Given exercise »
Lines that include the word "Adxvma" are the ones to copy.

Data shown »
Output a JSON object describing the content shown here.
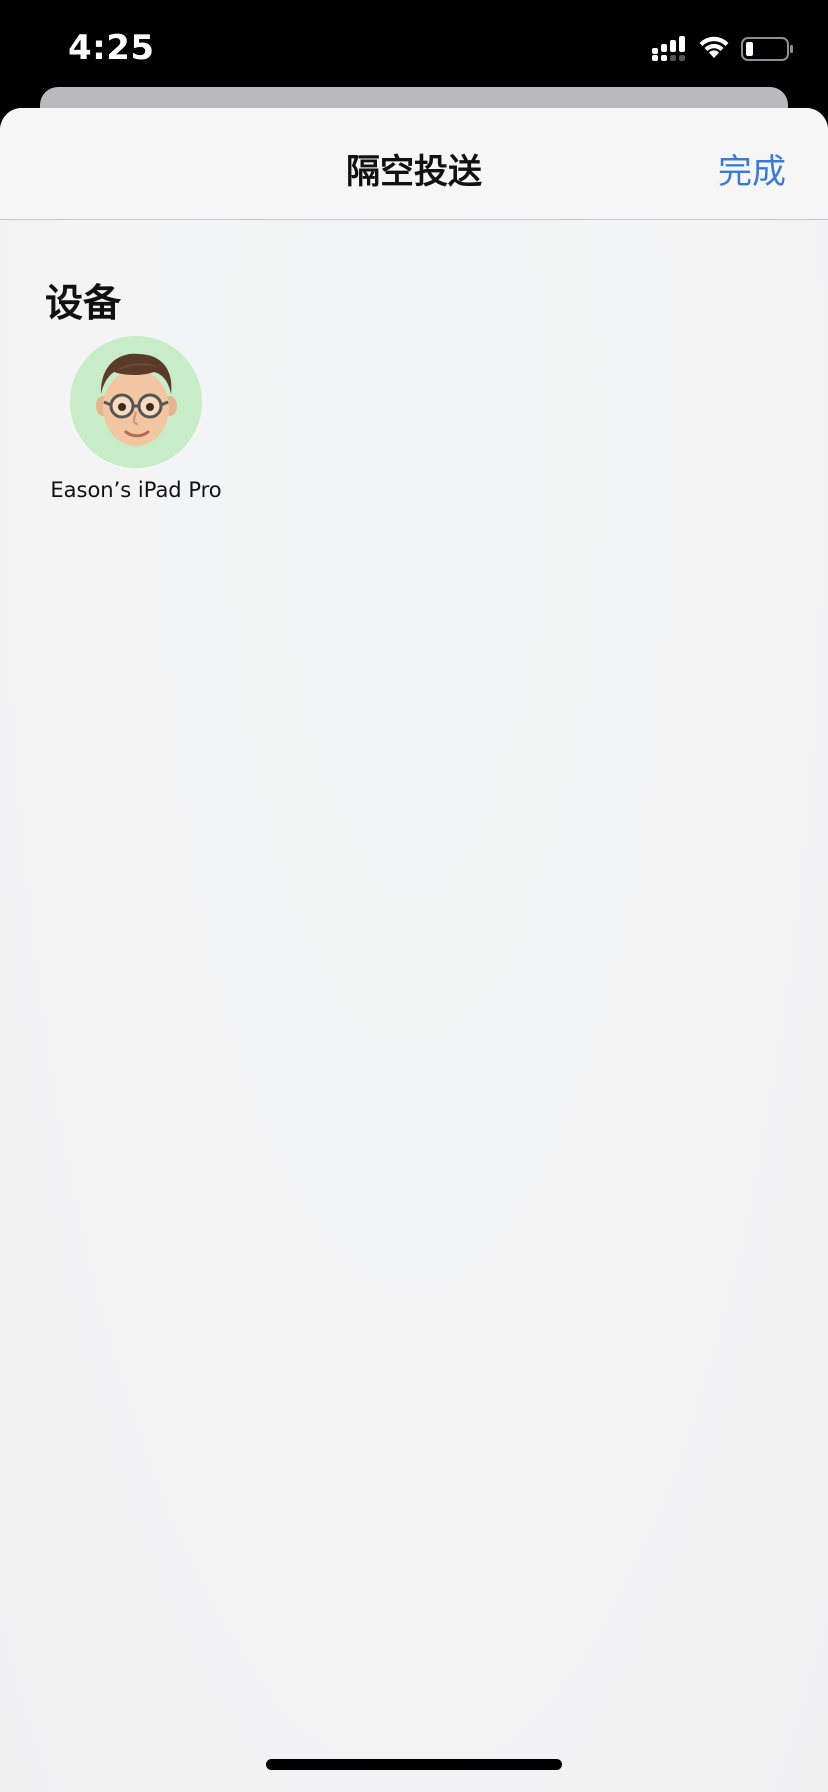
{
  "status_bar": {
    "time": "4:25"
  },
  "sheet": {
    "title": "隔空投送",
    "done_label": "完成"
  },
  "devices_section": {
    "header": "设备",
    "devices": [
      {
        "name": "Eason’s iPad Pro",
        "avatar": "memoji-avatar"
      }
    ]
  },
  "colors": {
    "accent": "#3a7bd5",
    "avatar_bg": "#c8ebc8"
  }
}
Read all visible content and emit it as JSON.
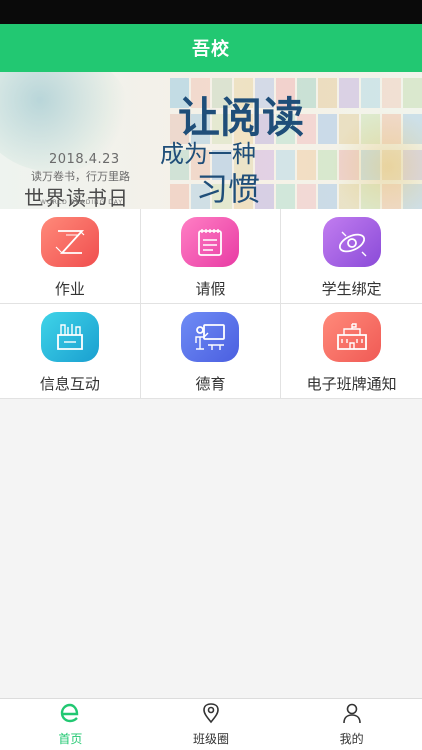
{
  "header": {
    "title": "吾校"
  },
  "banner": {
    "date": "2018.4.23",
    "subtitle": "读万卷书，行万里路",
    "title": "世界读书日",
    "title_en": "WORLD READING DAY",
    "slogan_1": "让阅读",
    "slogan_2": "成为一种",
    "slogan_3": "习惯"
  },
  "menu": [
    {
      "label": "作业",
      "icon": "homework-icon",
      "color_from": "#ff8a7a",
      "color_to": "#f04e4e"
    },
    {
      "label": "请假",
      "icon": "leave-request-icon",
      "color_from": "#ff7fc4",
      "color_to": "#e83ba4"
    },
    {
      "label": "学生绑定",
      "icon": "student-binding-icon",
      "color_from": "#c27df0",
      "color_to": "#8a4bd8"
    },
    {
      "label": "信息互动",
      "icon": "message-interaction-icon",
      "color_from": "#3fd4e8",
      "color_to": "#1a9fd0"
    },
    {
      "label": "德育",
      "icon": "moral-education-icon",
      "color_from": "#6f8cf5",
      "color_to": "#4b5fe0"
    },
    {
      "label": "电子班牌通知",
      "icon": "class-board-notice-icon",
      "color_from": "#ff8a7a",
      "color_to": "#f05a55"
    }
  ],
  "tabs": [
    {
      "label": "首页",
      "icon": "home-e-icon",
      "active": true
    },
    {
      "label": "班级圈",
      "icon": "location-pin-icon",
      "active": false
    },
    {
      "label": "我的",
      "icon": "profile-icon",
      "active": false
    }
  ],
  "colors": {
    "accent": "#22c872",
    "status_bar": "#0a0a0a"
  }
}
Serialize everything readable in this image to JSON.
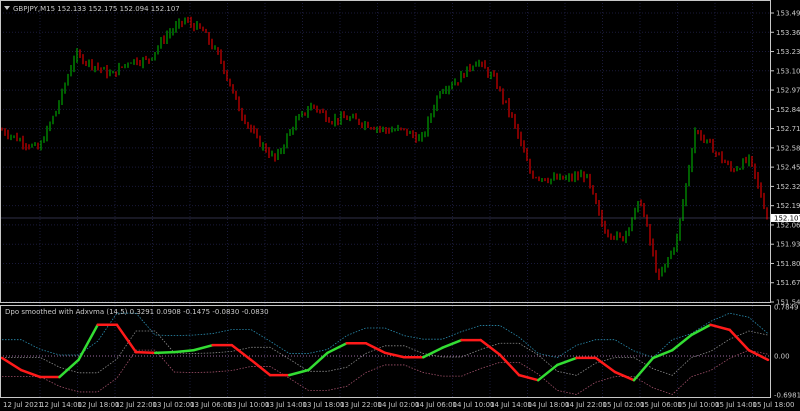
{
  "header": {
    "symbol": "GBPJPY,M15",
    "ohlc": "152.133 152.175 152.094 152.107"
  },
  "indicator_header": {
    "name": "Dpo smoothed with Adxvma",
    "params": "(14,5)",
    "values": "0.3291 0.0908 -0.1475 -0.0830 -0.0830"
  },
  "colors": {
    "bull": "#00c000",
    "bear": "#ff0000",
    "up_line": "#33dd33",
    "down_line": "#ff1a1a",
    "band_upper": "#2a8db0",
    "band_mid": "#8a8a8a",
    "band_lower": "#a0506a",
    "grid": "#1a1a3a",
    "axis": "#c8c8c8"
  },
  "chart_data": [
    {
      "type": "candlestick",
      "title": "GBPJPY,M15",
      "y_ticks": [
        "153.490",
        "153.360",
        "153.230",
        "153.100",
        "152.970",
        "152.840",
        "152.710",
        "152.580",
        "152.450",
        "152.320",
        "152.190",
        "152.060",
        "151.930",
        "151.800",
        "151.670",
        "151.540"
      ],
      "ylim": [
        151.54,
        153.49
      ],
      "current_price": "152.107",
      "close_path": [
        152.7,
        152.63,
        152.57,
        152.84,
        153.21,
        153.14,
        153.07,
        153.17,
        153.17,
        153.34,
        153.44,
        153.37,
        153.17,
        152.84,
        152.63,
        152.5,
        152.74,
        152.87,
        152.77,
        152.78,
        152.74,
        152.7,
        152.7,
        152.63,
        152.97,
        153.04,
        153.17,
        153.04,
        152.77,
        152.4,
        152.37,
        152.37,
        152.4,
        152.03,
        151.96,
        152.23,
        151.69,
        151.96,
        152.7,
        152.57,
        152.43,
        152.5,
        152.107
      ],
      "x_ticks": [
        "12 Jul 2021",
        "12 Jul 14:00",
        "12 Jul 18:00",
        "12 Jul 22:00",
        "13 Jul 02:00",
        "13 Jul 06:00",
        "13 Jul 10:00",
        "13 Jul 14:00",
        "13 Jul 18:00",
        "13 Jul 22:00",
        "14 Jul 02:00",
        "14 Jul 06:00",
        "14 Jul 10:00",
        "14 Jul 14:00",
        "14 Jul 18:00",
        "14 Jul 22:00",
        "15 Jul 02:00",
        "15 Jul 06:00",
        "15 Jul 10:00",
        "15 Jul 14:00",
        "15 Jul 18:00"
      ]
    },
    {
      "type": "line",
      "title": "Dpo smoothed with Adxvma",
      "y_ticks": [
        "0.7849",
        "0.00",
        "-0.6981"
      ],
      "ylim": [
        -0.6981,
        0.7849
      ],
      "main_line": [
        -0.03,
        -0.22,
        -0.33,
        -0.33,
        -0.06,
        0.49,
        0.49,
        0.06,
        0.05,
        0.06,
        0.09,
        0.17,
        0.17,
        -0.06,
        -0.3,
        -0.3,
        -0.22,
        0.05,
        0.2,
        0.2,
        0.05,
        -0.02,
        -0.02,
        0.13,
        0.25,
        0.25,
        0.02,
        -0.3,
        -0.38,
        -0.14,
        -0.03,
        -0.03,
        -0.25,
        -0.38,
        -0.03,
        0.09,
        0.33,
        0.49,
        0.41,
        0.09,
        -0.06
      ]
    }
  ]
}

Result for this task »
    "name": "Dpo smoothed with Adxvma",
      "title": "Dpo smoothed with Adxvma",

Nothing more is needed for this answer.